DATA ROWS start
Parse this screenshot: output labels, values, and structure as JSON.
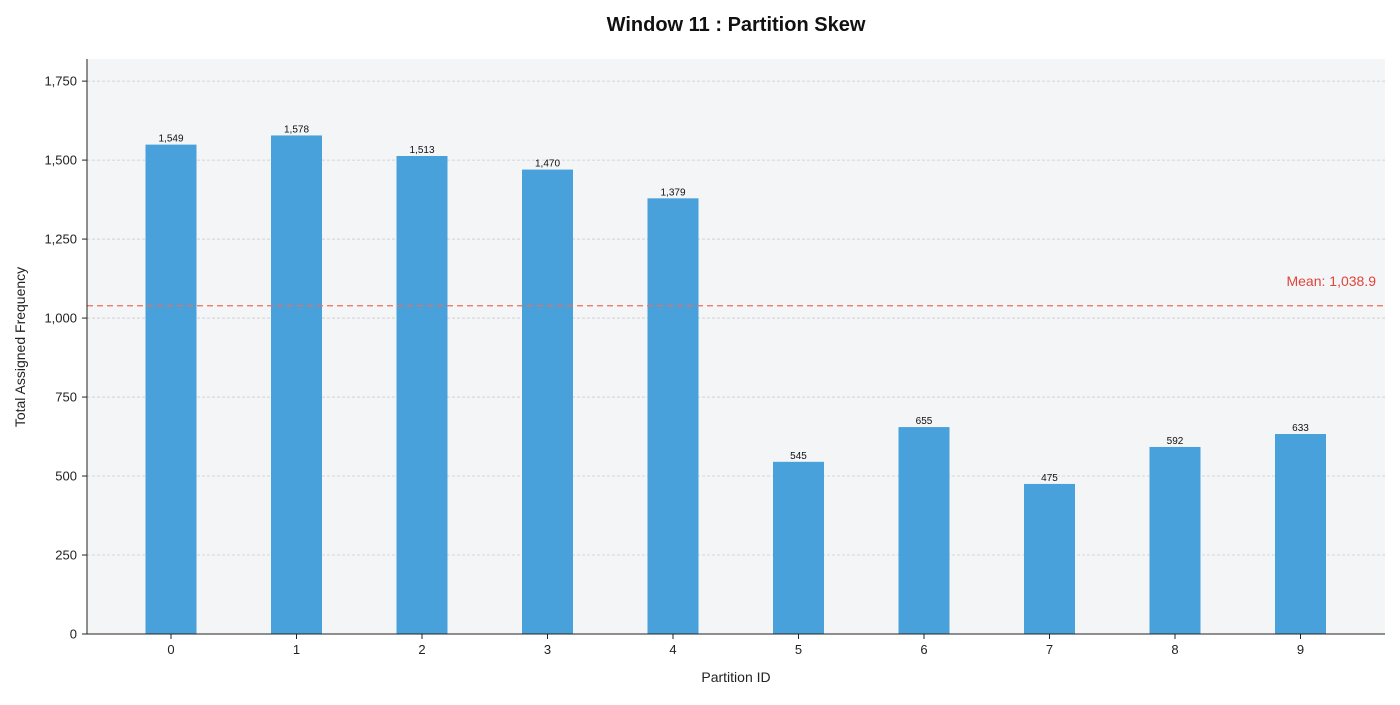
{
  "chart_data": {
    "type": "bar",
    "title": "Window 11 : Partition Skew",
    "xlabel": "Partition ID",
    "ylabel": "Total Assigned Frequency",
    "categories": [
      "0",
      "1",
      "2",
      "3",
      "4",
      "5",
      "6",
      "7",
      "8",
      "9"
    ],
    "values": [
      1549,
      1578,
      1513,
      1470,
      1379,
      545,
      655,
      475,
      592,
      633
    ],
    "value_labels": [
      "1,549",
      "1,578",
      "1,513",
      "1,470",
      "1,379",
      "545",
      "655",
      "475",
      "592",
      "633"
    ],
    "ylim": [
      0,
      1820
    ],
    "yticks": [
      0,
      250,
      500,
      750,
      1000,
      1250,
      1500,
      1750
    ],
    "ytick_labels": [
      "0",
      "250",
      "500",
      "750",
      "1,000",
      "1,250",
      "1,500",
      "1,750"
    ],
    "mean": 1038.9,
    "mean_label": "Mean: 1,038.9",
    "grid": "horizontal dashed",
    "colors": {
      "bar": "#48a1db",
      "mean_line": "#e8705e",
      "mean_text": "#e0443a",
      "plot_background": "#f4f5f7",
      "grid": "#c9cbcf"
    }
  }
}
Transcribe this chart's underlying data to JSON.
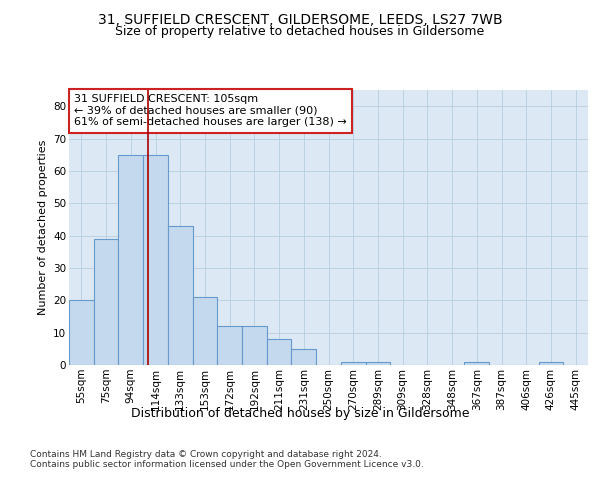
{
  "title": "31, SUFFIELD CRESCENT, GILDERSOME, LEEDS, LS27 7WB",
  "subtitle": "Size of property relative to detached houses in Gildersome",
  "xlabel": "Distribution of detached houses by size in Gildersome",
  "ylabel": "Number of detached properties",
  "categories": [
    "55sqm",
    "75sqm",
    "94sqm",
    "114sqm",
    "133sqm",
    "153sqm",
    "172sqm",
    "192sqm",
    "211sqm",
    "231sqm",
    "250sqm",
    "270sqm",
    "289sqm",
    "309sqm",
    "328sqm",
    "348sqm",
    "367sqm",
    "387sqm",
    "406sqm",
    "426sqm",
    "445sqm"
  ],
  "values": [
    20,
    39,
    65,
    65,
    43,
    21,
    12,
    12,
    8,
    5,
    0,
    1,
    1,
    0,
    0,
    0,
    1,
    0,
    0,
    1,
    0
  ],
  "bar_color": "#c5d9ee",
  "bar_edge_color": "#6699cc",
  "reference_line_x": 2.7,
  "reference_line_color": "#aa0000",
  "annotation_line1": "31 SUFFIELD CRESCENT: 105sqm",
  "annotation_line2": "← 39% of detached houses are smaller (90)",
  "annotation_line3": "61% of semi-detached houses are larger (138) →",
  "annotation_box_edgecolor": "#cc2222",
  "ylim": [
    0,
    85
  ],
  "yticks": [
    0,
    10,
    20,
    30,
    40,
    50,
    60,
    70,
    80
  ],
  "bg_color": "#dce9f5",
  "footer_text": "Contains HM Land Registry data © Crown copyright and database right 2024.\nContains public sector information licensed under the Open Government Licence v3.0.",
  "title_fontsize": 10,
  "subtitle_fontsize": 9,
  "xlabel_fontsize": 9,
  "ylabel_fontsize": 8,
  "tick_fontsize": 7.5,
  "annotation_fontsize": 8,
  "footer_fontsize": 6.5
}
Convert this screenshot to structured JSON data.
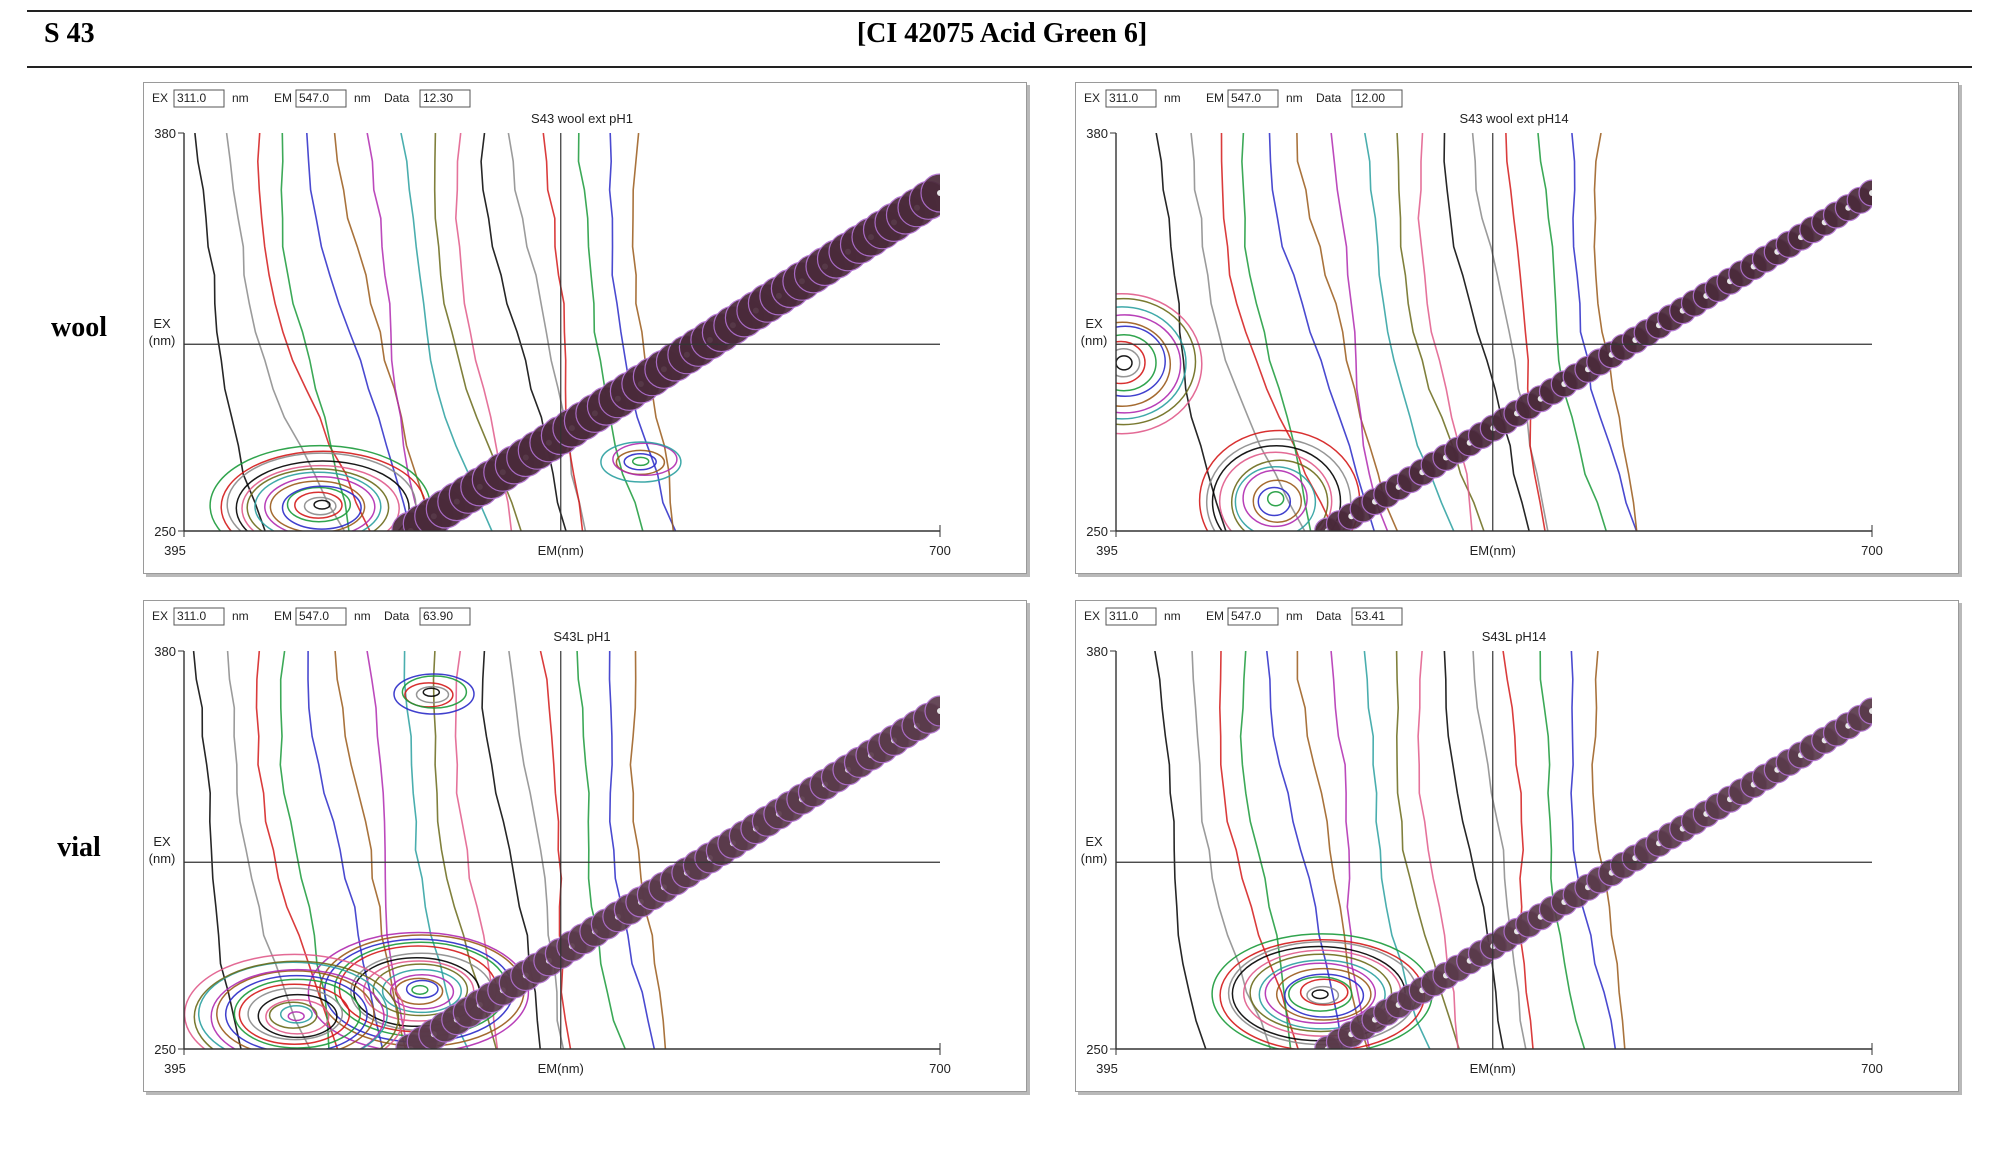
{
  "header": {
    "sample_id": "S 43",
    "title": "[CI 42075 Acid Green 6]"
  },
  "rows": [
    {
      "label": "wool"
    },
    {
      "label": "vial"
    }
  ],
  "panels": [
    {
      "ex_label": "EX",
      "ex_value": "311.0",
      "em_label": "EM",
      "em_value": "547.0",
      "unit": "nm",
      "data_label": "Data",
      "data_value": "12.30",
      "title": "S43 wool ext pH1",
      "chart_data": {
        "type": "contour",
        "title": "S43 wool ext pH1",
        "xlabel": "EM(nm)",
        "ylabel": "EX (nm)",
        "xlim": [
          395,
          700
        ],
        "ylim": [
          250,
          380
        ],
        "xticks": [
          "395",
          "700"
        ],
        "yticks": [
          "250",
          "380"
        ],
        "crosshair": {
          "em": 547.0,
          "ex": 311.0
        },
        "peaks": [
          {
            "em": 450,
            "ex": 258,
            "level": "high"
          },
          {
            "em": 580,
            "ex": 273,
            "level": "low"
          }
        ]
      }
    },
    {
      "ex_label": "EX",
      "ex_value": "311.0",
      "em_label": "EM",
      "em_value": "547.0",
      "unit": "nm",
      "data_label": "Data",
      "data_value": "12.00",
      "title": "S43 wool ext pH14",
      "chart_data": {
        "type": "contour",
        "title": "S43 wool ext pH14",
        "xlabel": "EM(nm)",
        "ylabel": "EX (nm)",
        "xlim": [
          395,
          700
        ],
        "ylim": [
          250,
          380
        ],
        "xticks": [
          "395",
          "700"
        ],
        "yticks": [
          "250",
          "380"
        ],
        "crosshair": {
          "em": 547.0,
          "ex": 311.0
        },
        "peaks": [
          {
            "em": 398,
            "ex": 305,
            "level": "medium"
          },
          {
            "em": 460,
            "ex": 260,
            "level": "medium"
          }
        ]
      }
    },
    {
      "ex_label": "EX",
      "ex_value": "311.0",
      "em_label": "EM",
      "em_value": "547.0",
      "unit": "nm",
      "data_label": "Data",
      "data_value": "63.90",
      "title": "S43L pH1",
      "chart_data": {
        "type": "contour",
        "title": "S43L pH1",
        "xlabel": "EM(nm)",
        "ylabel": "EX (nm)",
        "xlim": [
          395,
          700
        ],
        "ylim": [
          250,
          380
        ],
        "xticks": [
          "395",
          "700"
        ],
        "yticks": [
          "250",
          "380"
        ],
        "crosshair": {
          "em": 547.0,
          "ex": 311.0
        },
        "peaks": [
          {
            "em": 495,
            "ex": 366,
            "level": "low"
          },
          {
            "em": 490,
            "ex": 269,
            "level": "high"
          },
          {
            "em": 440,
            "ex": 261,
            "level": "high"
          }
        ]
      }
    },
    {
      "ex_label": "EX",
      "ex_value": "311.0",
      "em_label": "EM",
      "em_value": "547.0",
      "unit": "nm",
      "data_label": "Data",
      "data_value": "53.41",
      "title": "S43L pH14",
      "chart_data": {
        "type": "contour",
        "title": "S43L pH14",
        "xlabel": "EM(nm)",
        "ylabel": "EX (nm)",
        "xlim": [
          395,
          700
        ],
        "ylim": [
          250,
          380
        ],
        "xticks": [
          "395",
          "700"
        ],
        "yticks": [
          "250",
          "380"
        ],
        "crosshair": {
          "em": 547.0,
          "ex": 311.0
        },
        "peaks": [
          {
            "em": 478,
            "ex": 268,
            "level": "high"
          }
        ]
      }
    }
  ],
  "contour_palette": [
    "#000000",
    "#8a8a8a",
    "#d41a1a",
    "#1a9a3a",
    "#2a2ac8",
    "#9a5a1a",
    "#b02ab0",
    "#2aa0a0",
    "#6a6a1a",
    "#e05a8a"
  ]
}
DATA ROWS end
### YOUR GOAL
Respond with the number of lines containing "detached" and no additional words.

### REPLY TO THE EXERCISE
5